Data for processing:
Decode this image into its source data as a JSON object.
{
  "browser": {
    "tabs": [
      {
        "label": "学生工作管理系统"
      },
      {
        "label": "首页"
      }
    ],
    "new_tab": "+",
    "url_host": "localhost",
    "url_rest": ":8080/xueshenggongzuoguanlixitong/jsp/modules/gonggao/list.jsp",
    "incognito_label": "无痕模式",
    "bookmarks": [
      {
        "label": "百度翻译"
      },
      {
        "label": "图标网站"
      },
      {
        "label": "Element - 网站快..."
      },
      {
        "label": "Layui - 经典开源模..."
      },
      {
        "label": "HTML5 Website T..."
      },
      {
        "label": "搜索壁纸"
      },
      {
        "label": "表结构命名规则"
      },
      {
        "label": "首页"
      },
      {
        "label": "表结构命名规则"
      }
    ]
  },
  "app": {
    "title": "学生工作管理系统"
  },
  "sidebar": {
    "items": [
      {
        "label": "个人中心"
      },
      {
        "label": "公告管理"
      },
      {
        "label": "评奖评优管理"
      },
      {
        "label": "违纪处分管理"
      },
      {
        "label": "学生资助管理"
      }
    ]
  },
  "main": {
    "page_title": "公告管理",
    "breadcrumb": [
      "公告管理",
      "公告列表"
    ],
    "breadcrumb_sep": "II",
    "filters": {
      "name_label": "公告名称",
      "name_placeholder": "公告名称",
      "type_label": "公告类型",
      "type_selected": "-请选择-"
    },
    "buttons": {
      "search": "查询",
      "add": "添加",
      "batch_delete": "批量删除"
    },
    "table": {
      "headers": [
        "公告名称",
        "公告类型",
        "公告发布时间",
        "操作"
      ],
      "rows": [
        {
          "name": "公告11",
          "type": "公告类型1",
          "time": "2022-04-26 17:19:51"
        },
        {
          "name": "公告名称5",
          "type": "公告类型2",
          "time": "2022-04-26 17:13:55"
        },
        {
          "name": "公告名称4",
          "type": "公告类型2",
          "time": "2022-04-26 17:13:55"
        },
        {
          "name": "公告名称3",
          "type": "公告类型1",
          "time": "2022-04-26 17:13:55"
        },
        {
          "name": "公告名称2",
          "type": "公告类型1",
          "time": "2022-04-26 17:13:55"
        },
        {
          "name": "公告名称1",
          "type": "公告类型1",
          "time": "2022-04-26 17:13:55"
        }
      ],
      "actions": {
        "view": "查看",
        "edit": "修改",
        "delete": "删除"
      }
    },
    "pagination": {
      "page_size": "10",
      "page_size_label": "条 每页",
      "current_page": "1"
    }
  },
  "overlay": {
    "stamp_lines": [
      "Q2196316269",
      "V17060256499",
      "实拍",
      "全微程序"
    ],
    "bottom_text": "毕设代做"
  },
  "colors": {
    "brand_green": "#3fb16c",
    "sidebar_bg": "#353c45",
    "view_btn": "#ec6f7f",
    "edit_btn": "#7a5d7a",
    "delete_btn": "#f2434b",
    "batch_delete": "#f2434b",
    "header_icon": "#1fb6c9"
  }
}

Task description: Output all records verbatim.

Written answer:
Decode this image into its source data as a JSON object.
{
  "browser": {
    "tabs": [
      {
        "label": "学生工作管理系统"
      },
      {
        "label": "首页"
      }
    ],
    "new_tab": "+",
    "url_host": "localhost",
    "url_rest": ":8080/xueshenggongzuoguanlixitong/jsp/modules/gonggao/list.jsp",
    "incognito_label": "无痕模式",
    "bookmarks": [
      {
        "label": "百度翻译"
      },
      {
        "label": "图标网站"
      },
      {
        "label": "Element - 网站快..."
      },
      {
        "label": "Layui - 经典开源模..."
      },
      {
        "label": "HTML5 Website T..."
      },
      {
        "label": "搜索壁纸"
      },
      {
        "label": "表结构命名规则"
      },
      {
        "label": "首页"
      },
      {
        "label": "表结构命名规则"
      }
    ]
  },
  "app": {
    "title": "学生工作管理系统"
  },
  "sidebar": {
    "items": [
      {
        "label": "个人中心"
      },
      {
        "label": "公告管理"
      },
      {
        "label": "评奖评优管理"
      },
      {
        "label": "违纪处分管理"
      },
      {
        "label": "学生资助管理"
      }
    ]
  },
  "main": {
    "page_title": "公告管理",
    "breadcrumb": [
      "公告管理",
      "公告列表"
    ],
    "breadcrumb_sep": "II",
    "filters": {
      "name_label": "公告名称",
      "name_placeholder": "公告名称",
      "type_label": "公告类型",
      "type_selected": "-请选择-"
    },
    "buttons": {
      "search": "查询",
      "add": "添加",
      "batch_delete": "批量删除"
    },
    "table": {
      "headers": [
        "公告名称",
        "公告类型",
        "公告发布时间",
        "操作"
      ],
      "rows": [
        {
          "name": "公告11",
          "type": "公告类型1",
          "time": "2022-04-26 17:19:51"
        },
        {
          "name": "公告名称5",
          "type": "公告类型2",
          "time": "2022-04-26 17:13:55"
        },
        {
          "name": "公告名称4",
          "type": "公告类型2",
          "time": "2022-04-26 17:13:55"
        },
        {
          "name": "公告名称3",
          "type": "公告类型1",
          "time": "2022-04-26 17:13:55"
        },
        {
          "name": "公告名称2",
          "type": "公告类型1",
          "time": "2022-04-26 17:13:55"
        },
        {
          "name": "公告名称1",
          "type": "公告类型1",
          "time": "2022-04-26 17:13:55"
        }
      ],
      "actions": {
        "view": "查看",
        "edit": "修改",
        "delete": "删除"
      }
    },
    "pagination": {
      "page_size": "10",
      "page_size_label": "条 每页",
      "current_page": "1"
    }
  },
  "overlay": {
    "stamp_lines": [
      "Q2196316269",
      "V17060256499",
      "实拍",
      "全微程序"
    ],
    "bottom_text": "毕设代做"
  },
  "colors": {
    "brand_green": "#3fb16c",
    "sidebar_bg": "#353c45",
    "view_btn": "#ec6f7f",
    "edit_btn": "#7a5d7a",
    "delete_btn": "#f2434b",
    "batch_delete": "#f2434b",
    "header_icon": "#1fb6c9"
  }
}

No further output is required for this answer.